**Problem statement**
All entries are to be given again verbatim.

— start of Records shown —

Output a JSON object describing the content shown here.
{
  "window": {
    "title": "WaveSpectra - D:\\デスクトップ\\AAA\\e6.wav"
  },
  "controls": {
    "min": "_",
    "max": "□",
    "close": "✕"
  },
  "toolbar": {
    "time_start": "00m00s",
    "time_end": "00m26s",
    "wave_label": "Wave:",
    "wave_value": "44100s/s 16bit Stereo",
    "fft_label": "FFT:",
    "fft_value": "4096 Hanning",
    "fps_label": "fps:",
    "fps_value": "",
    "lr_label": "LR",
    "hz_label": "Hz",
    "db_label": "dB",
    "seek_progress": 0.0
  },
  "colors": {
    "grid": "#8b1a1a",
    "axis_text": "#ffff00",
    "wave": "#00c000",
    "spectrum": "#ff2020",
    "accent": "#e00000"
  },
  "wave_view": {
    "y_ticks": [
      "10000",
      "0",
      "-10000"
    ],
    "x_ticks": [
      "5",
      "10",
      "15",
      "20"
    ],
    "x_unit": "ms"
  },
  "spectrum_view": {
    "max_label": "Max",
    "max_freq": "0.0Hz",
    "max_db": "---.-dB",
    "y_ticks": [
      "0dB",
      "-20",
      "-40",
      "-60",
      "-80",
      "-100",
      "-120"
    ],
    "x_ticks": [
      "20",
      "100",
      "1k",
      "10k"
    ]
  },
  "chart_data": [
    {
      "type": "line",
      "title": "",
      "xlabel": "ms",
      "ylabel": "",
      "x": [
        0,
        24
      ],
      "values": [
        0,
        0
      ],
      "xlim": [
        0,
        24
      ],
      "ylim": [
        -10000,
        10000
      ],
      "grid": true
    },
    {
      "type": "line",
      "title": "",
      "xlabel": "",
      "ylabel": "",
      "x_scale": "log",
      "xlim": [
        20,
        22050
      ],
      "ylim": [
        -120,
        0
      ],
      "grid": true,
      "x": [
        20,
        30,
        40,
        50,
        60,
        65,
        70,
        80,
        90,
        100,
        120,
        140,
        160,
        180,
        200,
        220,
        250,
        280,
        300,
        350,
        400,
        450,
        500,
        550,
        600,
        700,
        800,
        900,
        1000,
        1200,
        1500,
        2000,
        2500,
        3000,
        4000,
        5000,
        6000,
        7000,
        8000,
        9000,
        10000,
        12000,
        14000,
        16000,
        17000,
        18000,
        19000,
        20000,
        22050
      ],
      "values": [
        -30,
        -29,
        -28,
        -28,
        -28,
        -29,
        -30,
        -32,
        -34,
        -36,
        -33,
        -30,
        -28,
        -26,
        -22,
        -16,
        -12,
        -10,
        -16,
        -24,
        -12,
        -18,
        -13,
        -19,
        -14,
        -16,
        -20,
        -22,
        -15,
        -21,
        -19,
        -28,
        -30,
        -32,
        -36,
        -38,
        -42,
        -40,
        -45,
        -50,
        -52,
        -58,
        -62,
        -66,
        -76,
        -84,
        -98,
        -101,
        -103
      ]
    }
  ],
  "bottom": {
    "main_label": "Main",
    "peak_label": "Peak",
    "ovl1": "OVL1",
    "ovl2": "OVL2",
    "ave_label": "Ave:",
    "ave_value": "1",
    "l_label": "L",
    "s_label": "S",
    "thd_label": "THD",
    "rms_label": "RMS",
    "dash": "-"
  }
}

— end of Records shown —

**Task response**
Output a JSON object describing the content shown here.
{
  "window": {
    "title": "WaveSpectra - D:\\デスクトップ\\AAA\\e6.wav"
  },
  "controls": {
    "min": "_",
    "max": "□",
    "close": "✕"
  },
  "toolbar": {
    "time_start": "00m00s",
    "time_end": "00m26s",
    "wave_label": "Wave:",
    "wave_value": "44100s/s 16bit Stereo",
    "fft_label": "FFT:",
    "fft_value": "4096 Hanning",
    "fps_label": "fps:",
    "fps_value": "",
    "lr_label": "LR",
    "hz_label": "Hz",
    "db_label": "dB",
    "seek_progress": 0.0
  },
  "colors": {
    "grid": "#8b1a1a",
    "axis_text": "#ffff00",
    "wave": "#00c000",
    "spectrum": "#ff2020",
    "accent": "#e00000"
  },
  "wave_view": {
    "y_ticks": [
      "10000",
      "0",
      "-10000"
    ],
    "x_ticks": [
      "5",
      "10",
      "15",
      "20"
    ],
    "x_unit": "ms"
  },
  "spectrum_view": {
    "max_label": "Max",
    "max_freq": "0.0Hz",
    "max_db": "---.-dB",
    "y_ticks": [
      "0dB",
      "-20",
      "-40",
      "-60",
      "-80",
      "-100",
      "-120"
    ],
    "x_ticks": [
      "20",
      "100",
      "1k",
      "10k"
    ]
  },
  "chart_data": [
    {
      "type": "line",
      "title": "",
      "xlabel": "ms",
      "ylabel": "",
      "x": [
        0,
        24
      ],
      "values": [
        0,
        0
      ],
      "xlim": [
        0,
        24
      ],
      "ylim": [
        -10000,
        10000
      ],
      "grid": true
    },
    {
      "type": "line",
      "title": "",
      "xlabel": "",
      "ylabel": "",
      "x_scale": "log",
      "xlim": [
        20,
        22050
      ],
      "ylim": [
        -120,
        0
      ],
      "grid": true,
      "x": [
        20,
        30,
        40,
        50,
        60,
        65,
        70,
        80,
        90,
        100,
        120,
        140,
        160,
        180,
        200,
        220,
        250,
        280,
        300,
        350,
        400,
        450,
        500,
        550,
        600,
        700,
        800,
        900,
        1000,
        1200,
        1500,
        2000,
        2500,
        3000,
        4000,
        5000,
        6000,
        7000,
        8000,
        9000,
        10000,
        12000,
        14000,
        16000,
        17000,
        18000,
        19000,
        20000,
        22050
      ],
      "values": [
        -30,
        -29,
        -28,
        -28,
        -28,
        -29,
        -30,
        -32,
        -34,
        -36,
        -33,
        -30,
        -28,
        -26,
        -22,
        -16,
        -12,
        -10,
        -16,
        -24,
        -12,
        -18,
        -13,
        -19,
        -14,
        -16,
        -20,
        -22,
        -15,
        -21,
        -19,
        -28,
        -30,
        -32,
        -36,
        -38,
        -42,
        -40,
        -45,
        -50,
        -52,
        -58,
        -62,
        -66,
        -76,
        -84,
        -98,
        -101,
        -103
      ]
    }
  ],
  "bottom": {
    "main_label": "Main",
    "peak_label": "Peak",
    "ovl1": "OVL1",
    "ovl2": "OVL2",
    "ave_label": "Ave:",
    "ave_value": "1",
    "l_label": "L",
    "s_label": "S",
    "thd_label": "THD",
    "rms_label": "RMS",
    "dash": "-"
  }
}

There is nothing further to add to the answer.